Extract all of the entries and set them down verbatim.

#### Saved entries
==================================================

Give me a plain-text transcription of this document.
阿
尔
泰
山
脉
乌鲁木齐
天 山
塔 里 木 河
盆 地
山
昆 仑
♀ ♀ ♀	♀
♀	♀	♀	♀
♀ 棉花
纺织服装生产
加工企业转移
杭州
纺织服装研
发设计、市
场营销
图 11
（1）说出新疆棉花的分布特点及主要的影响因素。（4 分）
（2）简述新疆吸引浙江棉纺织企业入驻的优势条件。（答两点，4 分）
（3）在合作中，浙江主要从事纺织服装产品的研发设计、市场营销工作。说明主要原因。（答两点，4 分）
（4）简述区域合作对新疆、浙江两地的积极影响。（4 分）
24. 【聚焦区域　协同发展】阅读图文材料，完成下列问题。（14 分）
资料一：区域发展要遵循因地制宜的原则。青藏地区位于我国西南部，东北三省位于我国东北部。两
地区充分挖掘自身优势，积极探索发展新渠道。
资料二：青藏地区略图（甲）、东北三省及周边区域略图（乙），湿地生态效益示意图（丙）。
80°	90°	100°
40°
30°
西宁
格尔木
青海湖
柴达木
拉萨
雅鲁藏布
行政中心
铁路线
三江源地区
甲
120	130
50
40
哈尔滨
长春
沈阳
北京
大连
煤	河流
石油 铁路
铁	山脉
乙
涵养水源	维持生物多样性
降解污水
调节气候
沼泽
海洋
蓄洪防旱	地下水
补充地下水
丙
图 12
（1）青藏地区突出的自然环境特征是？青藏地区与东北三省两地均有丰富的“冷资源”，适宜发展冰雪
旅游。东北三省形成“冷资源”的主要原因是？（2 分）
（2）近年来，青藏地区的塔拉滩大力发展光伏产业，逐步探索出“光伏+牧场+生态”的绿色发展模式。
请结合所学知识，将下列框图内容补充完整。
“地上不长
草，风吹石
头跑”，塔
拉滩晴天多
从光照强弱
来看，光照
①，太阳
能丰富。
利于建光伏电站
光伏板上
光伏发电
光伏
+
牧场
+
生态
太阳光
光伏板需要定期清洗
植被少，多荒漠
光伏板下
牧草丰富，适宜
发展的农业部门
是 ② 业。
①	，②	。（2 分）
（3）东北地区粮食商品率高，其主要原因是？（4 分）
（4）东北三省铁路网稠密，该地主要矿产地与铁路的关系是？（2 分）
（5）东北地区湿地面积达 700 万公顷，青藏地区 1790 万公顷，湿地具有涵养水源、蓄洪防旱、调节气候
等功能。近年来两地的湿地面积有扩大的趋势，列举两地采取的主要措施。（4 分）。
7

==================================================

#### Exercise output
Give me a plain-text transcription of this document.
阿
尔
泰
山
脉
乌鲁木齐
天 山
塔 里 木 河
盆 地
山
昆 仑
♀ ♀ ♀	♀
♀	♀	♀	♀
♀ 棉花
纺织服装生产
加工企业转移
杭州
纺织服装研
发设计、市
场营销
图 11
（1）说出新疆棉花的分布特点及主要的影响因素。（4 分）
（2）简述新疆吸引浙江棉纺织企业入驻的优势条件。（答两点，4 分）
（3）在合作中，浙江主要从事纺织服装产品的研发设计、市场营销工作。说明主要原因。（答两点，4 分）
（4）简述区域合作对新疆、浙江两地的积极影响。（4 分）
24. 【聚焦区域　协同发展】阅读图文材料，完成下列问题。（14 分）
资料一：区域发展要遵循因地制宜的原则。青藏地区位于我国西南部，东北三省位于我国东北部。两
地区充分挖掘自身优势，积极探索发展新渠道。
资料二：青藏地区略图（甲）、东北三省及周边区域略图（乙），湿地生态效益示意图（丙）。
80°	90°	100°
40°
30°
西宁
格尔木
青海湖
柴达木
拉萨
雅鲁藏布
行政中心
铁路线
三江源地区
甲
120	130
50
40
哈尔滨
长春
沈阳
北京
大连
煤	河流
石油 铁路
铁	山脉
乙
涵养水源	维持生物多样性
降解污水
调节气候
沼泽
海洋
蓄洪防旱	地下水
补充地下水
丙
图 12
（1）青藏地区突出的自然环境特征是？青藏地区与东北三省两地均有丰富的“冷资源”，适宜发展冰雪
旅游。东北三省形成“冷资源”的主要原因是？（2 分）
（2）近年来，青藏地区的塔拉滩大力发展光伏产业，逐步探索出“光伏+牧场+生态”的绿色发展模式。
请结合所学知识，将下列框图内容补充完整。
“地上不长
草，风吹石
头跑”，塔
拉滩晴天多
从光照强弱
来看，光照
①，太阳
能丰富。
利于建光伏电站
光伏板上
光伏发电
光伏
+
牧场
+
生态
太阳光
光伏板需要定期清洗
植被少，多荒漠
光伏板下
牧草丰富，适宜
发展的农业部门
是 ② 业。
①	，②	。（2 分）
（3）东北地区粮食商品率高，其主要原因是？（4 分）
（4）东北三省铁路网稠密，该地主要矿产地与铁路的关系是？（2 分）
（5）东北地区湿地面积达 700 万公顷，青藏地区 1790 万公顷，湿地具有涵养水源、蓄洪防旱、调节气候
等功能。近年来两地的湿地面积有扩大的趋势，列举两地采取的主要措施。（4 分）。
7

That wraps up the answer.